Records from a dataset
+===+

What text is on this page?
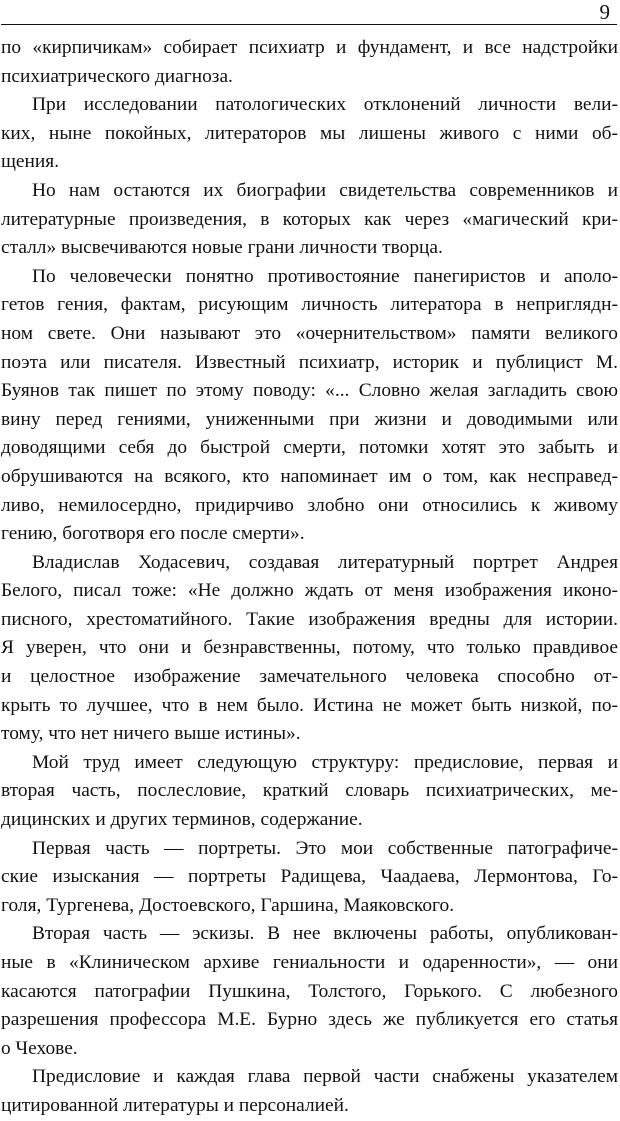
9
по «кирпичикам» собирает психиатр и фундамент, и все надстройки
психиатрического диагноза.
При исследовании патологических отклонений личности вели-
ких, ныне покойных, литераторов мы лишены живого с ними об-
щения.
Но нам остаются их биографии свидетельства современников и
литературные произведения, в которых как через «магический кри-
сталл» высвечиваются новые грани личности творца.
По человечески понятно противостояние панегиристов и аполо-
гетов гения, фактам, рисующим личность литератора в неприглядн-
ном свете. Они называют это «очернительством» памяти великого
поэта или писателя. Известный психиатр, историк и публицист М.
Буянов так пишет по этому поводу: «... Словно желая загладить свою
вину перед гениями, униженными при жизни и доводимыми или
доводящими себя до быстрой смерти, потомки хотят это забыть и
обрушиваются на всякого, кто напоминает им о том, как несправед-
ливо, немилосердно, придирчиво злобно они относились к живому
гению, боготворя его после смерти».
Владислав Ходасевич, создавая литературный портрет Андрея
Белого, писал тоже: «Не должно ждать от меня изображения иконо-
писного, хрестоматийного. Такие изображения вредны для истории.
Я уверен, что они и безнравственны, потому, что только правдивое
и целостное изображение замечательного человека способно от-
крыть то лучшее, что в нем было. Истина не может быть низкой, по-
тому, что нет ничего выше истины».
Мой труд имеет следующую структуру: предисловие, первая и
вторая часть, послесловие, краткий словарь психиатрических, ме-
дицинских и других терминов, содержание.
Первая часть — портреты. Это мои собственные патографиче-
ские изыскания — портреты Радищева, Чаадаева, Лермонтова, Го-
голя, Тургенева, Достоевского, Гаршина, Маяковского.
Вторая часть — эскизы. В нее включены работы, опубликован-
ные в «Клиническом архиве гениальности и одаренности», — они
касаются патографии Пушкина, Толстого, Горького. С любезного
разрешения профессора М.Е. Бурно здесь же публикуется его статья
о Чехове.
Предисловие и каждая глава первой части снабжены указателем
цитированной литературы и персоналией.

+===+

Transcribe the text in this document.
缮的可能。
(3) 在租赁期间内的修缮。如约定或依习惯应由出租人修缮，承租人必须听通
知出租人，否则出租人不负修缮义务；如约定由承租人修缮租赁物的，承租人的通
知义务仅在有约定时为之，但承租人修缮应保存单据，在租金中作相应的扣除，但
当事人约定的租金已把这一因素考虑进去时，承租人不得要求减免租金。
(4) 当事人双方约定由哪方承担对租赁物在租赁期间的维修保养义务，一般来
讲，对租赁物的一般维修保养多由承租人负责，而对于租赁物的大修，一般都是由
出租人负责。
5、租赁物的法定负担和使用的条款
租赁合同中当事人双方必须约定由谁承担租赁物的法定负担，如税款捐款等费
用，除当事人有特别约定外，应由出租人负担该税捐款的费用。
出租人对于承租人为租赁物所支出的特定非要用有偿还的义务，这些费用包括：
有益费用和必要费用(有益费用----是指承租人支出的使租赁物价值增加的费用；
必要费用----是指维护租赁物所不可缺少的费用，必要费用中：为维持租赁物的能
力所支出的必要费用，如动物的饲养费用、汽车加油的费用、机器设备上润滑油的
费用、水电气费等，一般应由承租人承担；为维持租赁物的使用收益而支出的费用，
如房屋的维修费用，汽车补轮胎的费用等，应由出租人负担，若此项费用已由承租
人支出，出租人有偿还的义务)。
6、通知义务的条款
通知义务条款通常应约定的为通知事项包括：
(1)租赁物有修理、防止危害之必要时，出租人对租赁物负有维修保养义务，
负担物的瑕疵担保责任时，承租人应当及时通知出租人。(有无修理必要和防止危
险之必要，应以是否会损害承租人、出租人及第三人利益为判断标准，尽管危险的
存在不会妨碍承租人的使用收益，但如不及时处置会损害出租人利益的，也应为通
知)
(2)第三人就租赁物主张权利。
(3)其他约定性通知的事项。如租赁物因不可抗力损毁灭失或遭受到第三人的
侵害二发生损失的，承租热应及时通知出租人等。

+===+

__Requirement__: Tally the lines of the records holding the word "личности", then give only the resulting number.

__Full answer__: 2